→ **WHAT YOU WILL DO**
Write out all of the entries exactly as given.

--- Start PROVIDED MATERIAL ---

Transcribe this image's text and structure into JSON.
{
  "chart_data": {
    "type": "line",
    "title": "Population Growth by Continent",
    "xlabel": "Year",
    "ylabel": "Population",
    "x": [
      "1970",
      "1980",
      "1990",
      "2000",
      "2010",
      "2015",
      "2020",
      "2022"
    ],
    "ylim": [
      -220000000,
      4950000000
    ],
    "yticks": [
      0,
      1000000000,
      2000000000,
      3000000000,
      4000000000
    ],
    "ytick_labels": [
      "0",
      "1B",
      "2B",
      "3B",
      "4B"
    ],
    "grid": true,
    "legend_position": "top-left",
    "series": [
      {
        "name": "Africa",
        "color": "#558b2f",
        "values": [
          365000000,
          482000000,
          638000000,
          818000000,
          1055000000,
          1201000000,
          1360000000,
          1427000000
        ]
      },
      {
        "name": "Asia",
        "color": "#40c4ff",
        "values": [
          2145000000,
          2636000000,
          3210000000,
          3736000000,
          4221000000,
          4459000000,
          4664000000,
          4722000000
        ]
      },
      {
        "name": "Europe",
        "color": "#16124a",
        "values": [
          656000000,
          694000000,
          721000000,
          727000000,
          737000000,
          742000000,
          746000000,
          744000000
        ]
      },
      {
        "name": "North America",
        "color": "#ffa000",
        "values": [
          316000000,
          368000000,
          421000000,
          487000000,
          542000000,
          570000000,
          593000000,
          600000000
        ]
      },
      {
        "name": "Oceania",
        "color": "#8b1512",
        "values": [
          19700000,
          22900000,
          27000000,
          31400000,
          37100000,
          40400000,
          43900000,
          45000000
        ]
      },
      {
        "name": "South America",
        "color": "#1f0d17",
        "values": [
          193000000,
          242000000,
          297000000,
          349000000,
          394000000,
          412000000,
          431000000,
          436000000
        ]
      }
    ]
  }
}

--- End PROVIDED MATERIAL ---

→ **FULL OUTPUT**
Transcribe this image's text and structure into JSON.
{
  "chart_data": {
    "type": "line",
    "title": "Population Growth by Continent",
    "xlabel": "Year",
    "ylabel": "Population",
    "x": [
      "1970",
      "1980",
      "1990",
      "2000",
      "2010",
      "2015",
      "2020",
      "2022"
    ],
    "ylim": [
      -220000000,
      4950000000
    ],
    "yticks": [
      0,
      1000000000,
      2000000000,
      3000000000,
      4000000000
    ],
    "ytick_labels": [
      "0",
      "1B",
      "2B",
      "3B",
      "4B"
    ],
    "grid": true,
    "legend_position": "top-left",
    "series": [
      {
        "name": "Africa",
        "color": "#558b2f",
        "values": [
          365000000,
          482000000,
          638000000,
          818000000,
          1055000000,
          1201000000,
          1360000000,
          1427000000
        ]
      },
      {
        "name": "Asia",
        "color": "#40c4ff",
        "values": [
          2145000000,
          2636000000,
          3210000000,
          3736000000,
          4221000000,
          4459000000,
          4664000000,
          4722000000
        ]
      },
      {
        "name": "Europe",
        "color": "#16124a",
        "values": [
          656000000,
          694000000,
          721000000,
          727000000,
          737000000,
          742000000,
          746000000,
          744000000
        ]
      },
      {
        "name": "North America",
        "color": "#ffa000",
        "values": [
          316000000,
          368000000,
          421000000,
          487000000,
          542000000,
          570000000,
          593000000,
          600000000
        ]
      },
      {
        "name": "Oceania",
        "color": "#8b1512",
        "values": [
          19700000,
          22900000,
          27000000,
          31400000,
          37100000,
          40400000,
          43900000,
          45000000
        ]
      },
      {
        "name": "South America",
        "color": "#1f0d17",
        "values": [
          193000000,
          242000000,
          297000000,
          349000000,
          394000000,
          412000000,
          431000000,
          436000000
        ]
      }
    ]
  }
}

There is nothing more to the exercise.